### Task brief
Keep only those lines of the records that include the string "grid".

[start Records provided]

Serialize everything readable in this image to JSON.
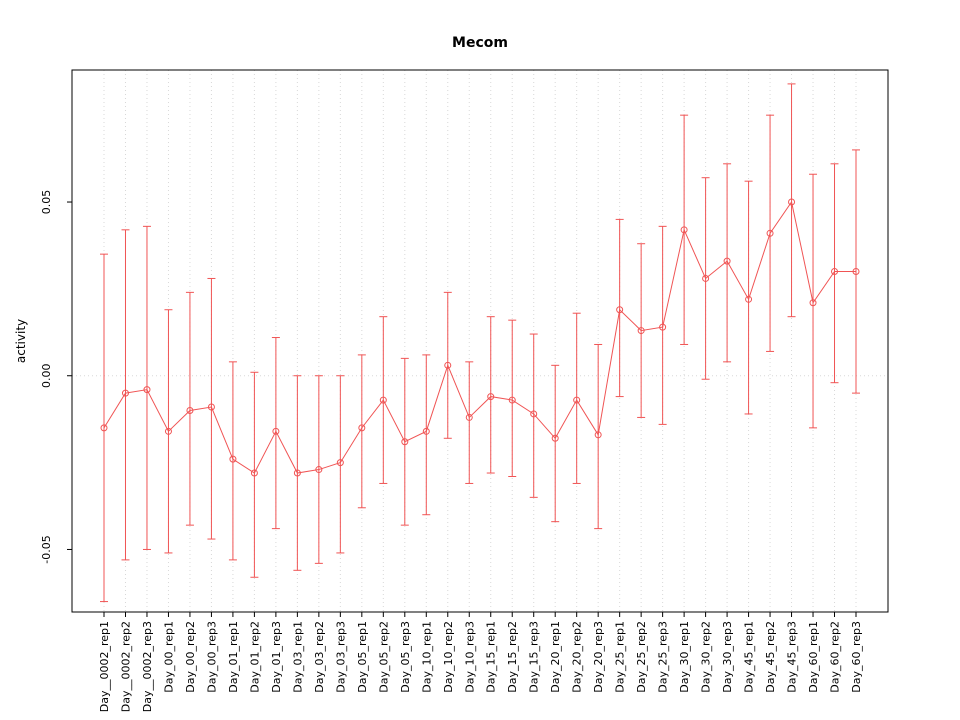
{
  "chart_data": {
    "type": "scatter",
    "title": "Mecom",
    "xlabel": "",
    "ylabel": "activity",
    "ylim": [
      -0.068,
      0.088
    ],
    "yticks": [
      -0.05,
      0.0,
      0.05
    ],
    "ytick_labels": [
      "-0.05",
      "0.00",
      "0.05"
    ],
    "grid": "dotted vertical gridline at each category, dotted horizontal line at 0",
    "legend": "none",
    "colors": {
      "series": "#f05454",
      "grid": "#d8d8d8",
      "axis": "#000000",
      "background": "#ffffff"
    },
    "marker": "open-circle",
    "error_bars": true,
    "categories": [
      "Day__0002_rep1",
      "Day__0002_rep2",
      "Day__0002_rep3",
      "Day_00_rep1",
      "Day_00_rep2",
      "Day_00_rep3",
      "Day_01_rep1",
      "Day_01_rep2",
      "Day_01_rep3",
      "Day_03_rep1",
      "Day_03_rep2",
      "Day_03_rep3",
      "Day_05_rep1",
      "Day_05_rep2",
      "Day_05_rep3",
      "Day_10_rep1",
      "Day_10_rep2",
      "Day_10_rep3",
      "Day_15_rep1",
      "Day_15_rep2",
      "Day_15_rep3",
      "Day_20_rep1",
      "Day_20_rep2",
      "Day_20_rep3",
      "Day_25_rep1",
      "Day_25_rep2",
      "Day_25_rep3",
      "Day_30_rep1",
      "Day_30_rep2",
      "Day_30_rep3",
      "Day_45_rep1",
      "Day_45_rep2",
      "Day_45_rep3",
      "Day_60_rep1",
      "Day_60_rep2",
      "Day_60_rep3"
    ],
    "series": [
      {
        "name": "activity",
        "values": [
          -0.015,
          -0.005,
          -0.004,
          -0.016,
          -0.01,
          -0.009,
          -0.024,
          -0.028,
          -0.016,
          -0.028,
          -0.027,
          -0.025,
          -0.015,
          -0.007,
          -0.019,
          -0.016,
          0.003,
          -0.012,
          -0.006,
          -0.007,
          -0.011,
          -0.018,
          -0.007,
          -0.017,
          0.019,
          0.013,
          0.014,
          0.042,
          0.028,
          0.033,
          0.022,
          0.041,
          0.05,
          0.021,
          0.03,
          0.03
        ],
        "upper": [
          0.035,
          0.042,
          0.043,
          0.019,
          0.024,
          0.028,
          0.004,
          0.001,
          0.011,
          0.0,
          0.0,
          0.0,
          0.006,
          0.017,
          0.005,
          0.006,
          0.024,
          0.004,
          0.017,
          0.016,
          0.012,
          0.003,
          0.018,
          0.009,
          0.045,
          0.038,
          0.043,
          0.075,
          0.057,
          0.061,
          0.056,
          0.075,
          0.084,
          0.058,
          0.061,
          0.065
        ],
        "lower": [
          -0.065,
          -0.053,
          -0.05,
          -0.051,
          -0.043,
          -0.047,
          -0.053,
          -0.058,
          -0.044,
          -0.056,
          -0.054,
          -0.051,
          -0.038,
          -0.031,
          -0.043,
          -0.04,
          -0.018,
          -0.031,
          -0.028,
          -0.029,
          -0.035,
          -0.042,
          -0.031,
          -0.044,
          -0.006,
          -0.012,
          -0.014,
          0.009,
          -0.001,
          0.004,
          -0.011,
          0.007,
          0.017,
          -0.015,
          -0.002,
          -0.005
        ]
      }
    ]
  }
}
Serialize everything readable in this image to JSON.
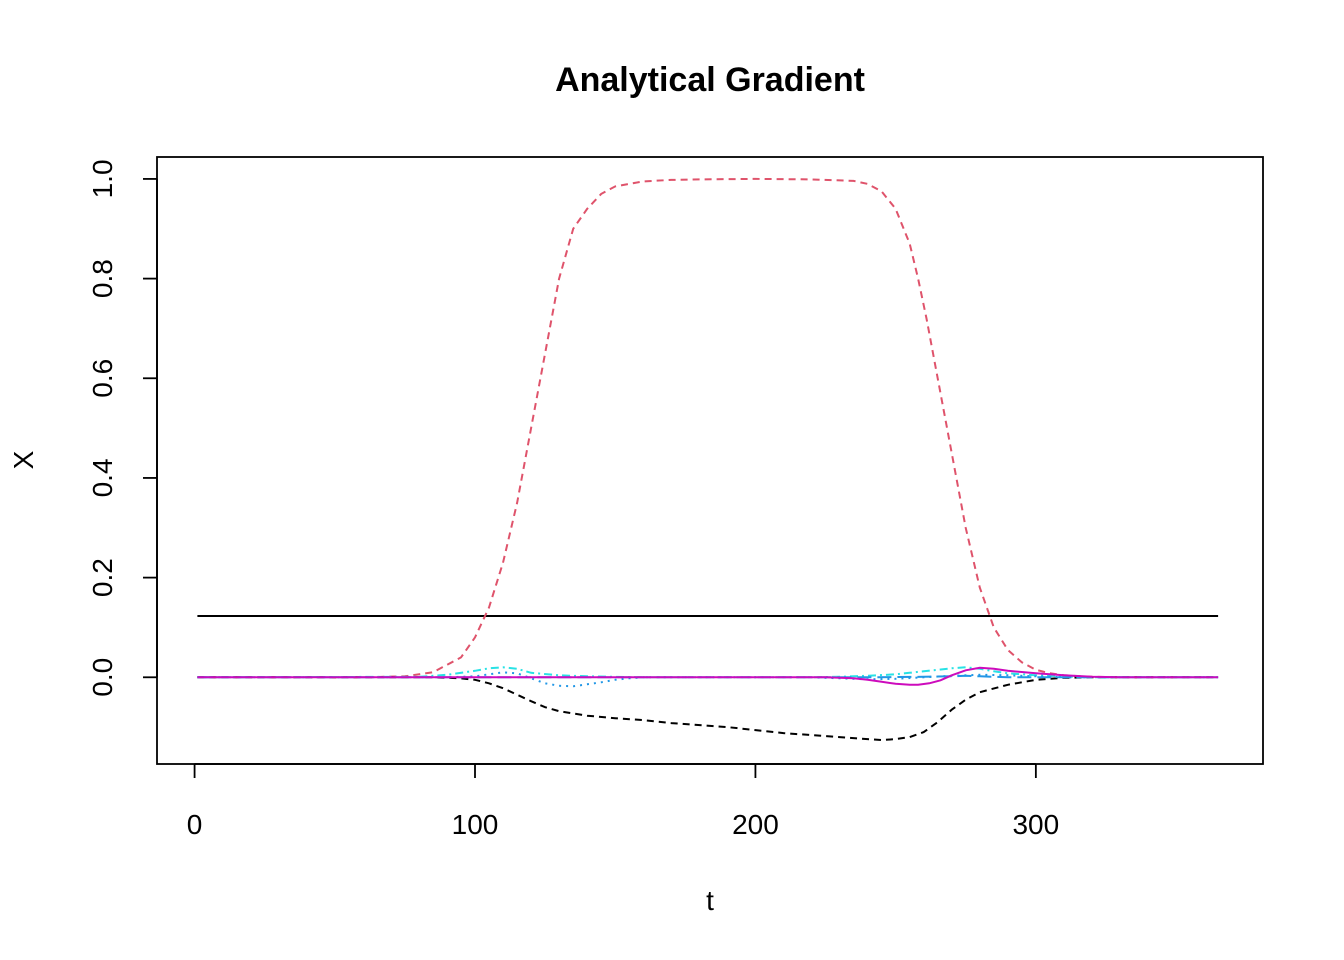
{
  "chart_data": {
    "type": "line",
    "title": "Analytical Gradient",
    "xlabel": "t",
    "ylabel": "X",
    "xlim": [
      -13.4,
      381
    ],
    "ylim": [
      -0.174,
      1.044
    ],
    "x_ticks": [
      0,
      100,
      200,
      300
    ],
    "x_tick_labels": [
      "0",
      "100",
      "200",
      "300"
    ],
    "y_ticks": [
      0.0,
      0.2,
      0.4,
      0.6,
      0.8,
      1.0
    ],
    "y_tick_labels": [
      "0.0",
      "0.2",
      "0.4",
      "0.6",
      "0.8",
      "1.0"
    ],
    "grid": false,
    "series": [
      {
        "color": "#000000",
        "dash": "solid",
        "x": [
          1,
          365
        ],
        "y": [
          0.123,
          0.123
        ]
      },
      {
        "color": "#DF536B",
        "dash": "dashed",
        "x": [
          1,
          60,
          75,
          85,
          95,
          100,
          105,
          110,
          115,
          120,
          125,
          130,
          135,
          140,
          145,
          150,
          160,
          170,
          180,
          200,
          220,
          235,
          240,
          245,
          250,
          255,
          258,
          261,
          265,
          270,
          275,
          280,
          285,
          290,
          295,
          300,
          305,
          310,
          320,
          335,
          365
        ],
        "y": [
          0.0,
          0.0,
          0.002,
          0.01,
          0.04,
          0.08,
          0.14,
          0.23,
          0.35,
          0.5,
          0.65,
          0.8,
          0.9,
          0.94,
          0.97,
          0.985,
          0.995,
          0.998,
          0.999,
          1.0,
          0.999,
          0.996,
          0.99,
          0.975,
          0.94,
          0.87,
          0.8,
          0.72,
          0.6,
          0.45,
          0.3,
          0.18,
          0.1,
          0.055,
          0.03,
          0.015,
          0.008,
          0.004,
          0.001,
          0.0,
          0.0
        ]
      },
      {
        "color": "#000000",
        "dash": "dashed",
        "x": [
          1,
          70,
          85,
          95,
          100,
          105,
          110,
          115,
          120,
          125,
          130,
          140,
          150,
          160,
          170,
          190,
          210,
          230,
          240,
          245,
          250,
          255,
          260,
          265,
          270,
          275,
          280,
          290,
          300,
          310,
          320,
          335,
          365
        ],
        "y": [
          0.0,
          0.0,
          0.0,
          -0.002,
          -0.005,
          -0.012,
          -0.022,
          -0.035,
          -0.048,
          -0.06,
          -0.068,
          -0.077,
          -0.082,
          -0.086,
          -0.092,
          -0.1,
          -0.112,
          -0.12,
          -0.124,
          -0.126,
          -0.124,
          -0.12,
          -0.11,
          -0.09,
          -0.065,
          -0.045,
          -0.03,
          -0.015,
          -0.005,
          -0.001,
          0.0,
          0.0,
          0.0
        ]
      },
      {
        "color": "#28E2E5",
        "dash": "dotdash",
        "x": [
          1,
          80,
          90,
          100,
          105,
          110,
          115,
          120,
          130,
          140,
          150,
          160,
          180,
          220,
          230,
          240,
          250,
          255,
          260,
          265,
          270,
          275,
          280,
          285,
          290,
          300,
          310,
          320,
          365
        ],
        "y": [
          0.0,
          0.001,
          0.005,
          0.013,
          0.018,
          0.02,
          0.017,
          0.009,
          0.004,
          0.002,
          0.001,
          0.0,
          0.0,
          0.0,
          0.001,
          0.003,
          0.006,
          0.009,
          0.012,
          0.015,
          0.018,
          0.02,
          0.017,
          0.012,
          0.008,
          0.004,
          0.002,
          0.0,
          0.0
        ]
      },
      {
        "color": "#2297E6",
        "dash": "dotted",
        "x": [
          1,
          90,
          100,
          105,
          110,
          115,
          120,
          125,
          130,
          135,
          140,
          145,
          150,
          155,
          160,
          180,
          220,
          230,
          240,
          250,
          260,
          270,
          280,
          290,
          300,
          310,
          320,
          365
        ],
        "y": [
          0.0,
          0.0,
          0.002,
          0.006,
          0.01,
          0.008,
          -0.002,
          -0.012,
          -0.017,
          -0.018,
          -0.014,
          -0.01,
          -0.005,
          -0.002,
          0.0,
          0.0,
          0.0,
          -0.002,
          -0.004,
          -0.003,
          0.0,
          0.003,
          0.005,
          0.004,
          0.002,
          0.0,
          0.0,
          0.0
        ]
      },
      {
        "color": "#2297E6",
        "dash": "longdash",
        "x": [
          1,
          220,
          240,
          260,
          270,
          275,
          280,
          285,
          290,
          300,
          310,
          320,
          365
        ],
        "y": [
          0.0,
          0.0,
          0.0,
          0.001,
          0.002,
          0.003,
          0.002,
          0.001,
          0.0,
          0.0,
          0.0,
          0.0,
          0.0
        ]
      },
      {
        "color": "#CD0BBC",
        "dash": "solid",
        "x": [
          1,
          150,
          200,
          225,
          235,
          240,
          245,
          250,
          255,
          258,
          262,
          266,
          270,
          275,
          280,
          285,
          290,
          300,
          310,
          320,
          330,
          365
        ],
        "y": [
          0.0,
          0.0,
          0.0,
          0.0,
          -0.002,
          -0.005,
          -0.009,
          -0.013,
          -0.015,
          -0.015,
          -0.012,
          -0.006,
          0.004,
          0.014,
          0.019,
          0.017,
          0.013,
          0.008,
          0.004,
          0.001,
          0.0,
          0.0
        ]
      }
    ]
  }
}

[end Records provided]

### Finished answer
    "grid": "dotted vertical gridline at each category, dotted horizontal line at 0",
      "grid": "#d8d8d8",
    "grid": false,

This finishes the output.